**STATED GOAL:**
Repeat each entry exactly and drop the pictures.

___ PROVIDED RECORDS

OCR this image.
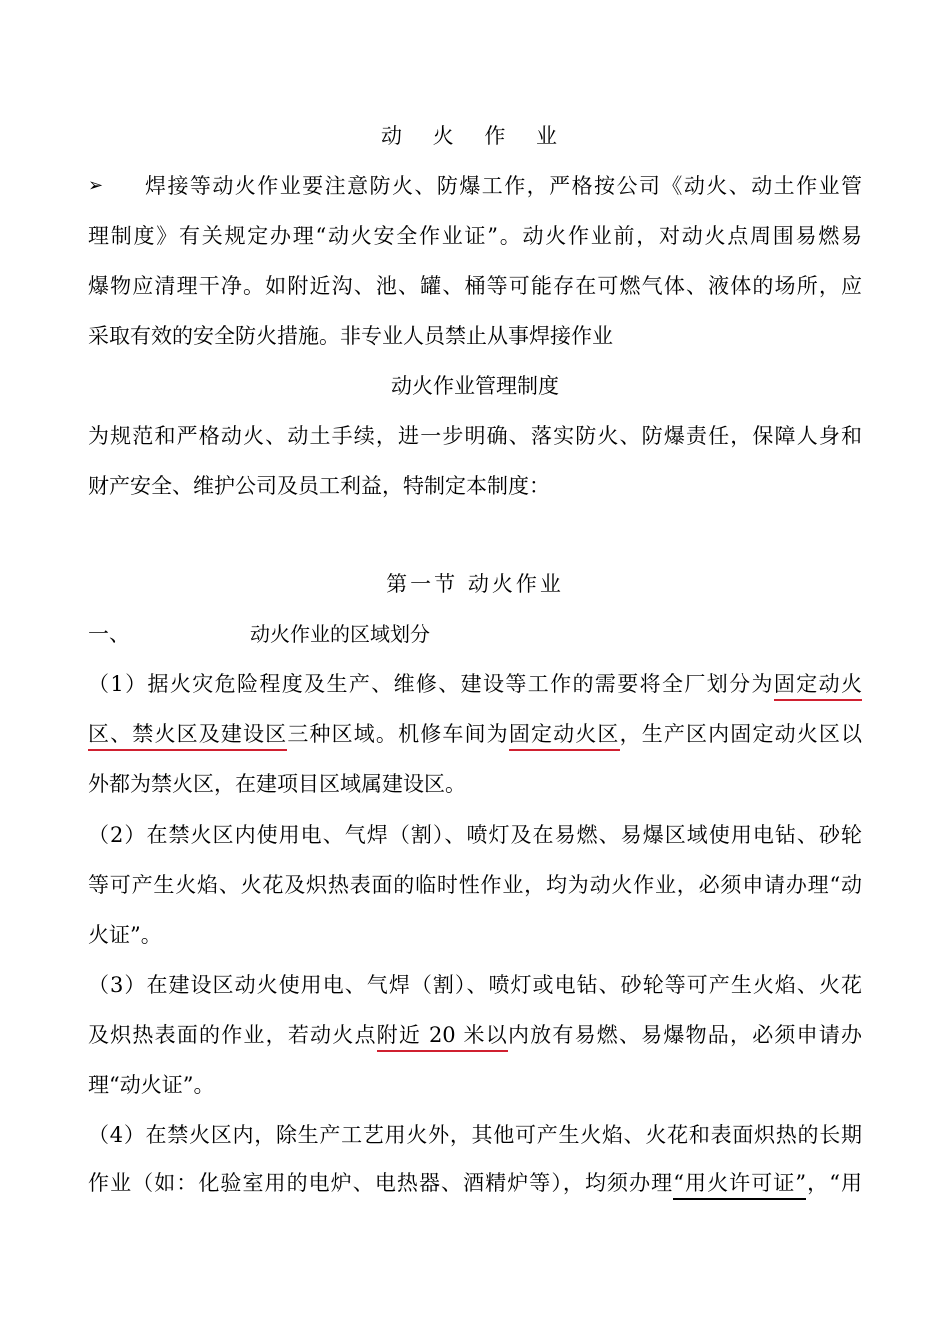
动 火 作 业
➢ 焊接等动火作业要注意防火、防爆工作，严格按公司《动火、动土作业管
理制度》有关规定办理“动火安全作业证”。动火作业前，对动火点周围易燃易
爆物应清理干净。如附近沟、池、罐、桶等可能存在可燃气体、液体的场所，应
采取有效的安全防火措施。非专业人员禁止从事焊接作业
动火作业管理制度
为规范和严格动火、动土手续，进一步明确、落实防火、防爆责任，保障人身和
财产安全、维护公司及员工利益，特制定本制度：
第一节 动火作业
一、	动火作业的区域划分
（1）据火灾危险程度及生产、维修、建设等工作的需要将全厂划分为固定动火
区、禁火区及建设区三种区域。机修车间为固定动火区，生产区内固定动火区以
外都为禁火区，在建项目区域属建设区。
（2）在禁火区内使用电、气焊（割）、喷灯及在易燃、易爆区域使用电钻、砂轮
等可产生火焰、火花及炽热表面的临时性作业，均为动火作业，必须申请办理“动
火证”。
（3）在建设区动火使用电、气焊（割）、喷灯或电钻、砂轮等可产生火焰、火花
及炽热表面的作业，若动火点附近 20 米以内放有易燃、易爆物品，必须申请办
理“动火证”。
（4）在禁火区内，除生产工艺用火外，其他可产生火焰、火花和表面炽热的长期
作业（如：化验室用的电炉、电热器、酒精炉等），均须办理“用火许可证”，“用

______

**OUTPUT OF THE EXERCISE:**
OCR this image.
动 火 作 业
➢ 焊接等动火作业要注意防火、防爆工作，严格按公司《动火、动土作业管
理制度》有关规定办理“动火安全作业证”。动火作业前，对动火点周围易燃易
爆物应清理干净。如附近沟、池、罐、桶等可能存在可燃气体、液体的场所，应
采取有效的安全防火措施。非专业人员禁止从事焊接作业
动火作业管理制度
为规范和严格动火、动土手续，进一步明确、落实防火、防爆责任，保障人身和
财产安全、维护公司及员工利益，特制定本制度：
第一节 动火作业
一、	动火作业的区域划分
（1）据火灾危险程度及生产、维修、建设等工作的需要将全厂划分为固定动火
区、禁火区及建设区三种区域。机修车间为固定动火区，生产区内固定动火区以
外都为禁火区，在建项目区域属建设区。
（2）在禁火区内使用电、气焊（割）、喷灯及在易燃、易爆区域使用电钻、砂轮
等可产生火焰、火花及炽热表面的临时性作业，均为动火作业，必须申请办理“动
火证”。
（3）在建设区动火使用电、气焊（割）、喷灯或电钻、砂轮等可产生火焰、火花
及炽热表面的作业，若动火点附近 20 米以内放有易燃、易爆物品，必须申请办
理“动火证”。
（4）在禁火区内，除生产工艺用火外，其他可产生火焰、火花和表面炽热的长期
作业（如：化验室用的电炉、电热器、酒精炉等），均须办理“用火许可证”，“用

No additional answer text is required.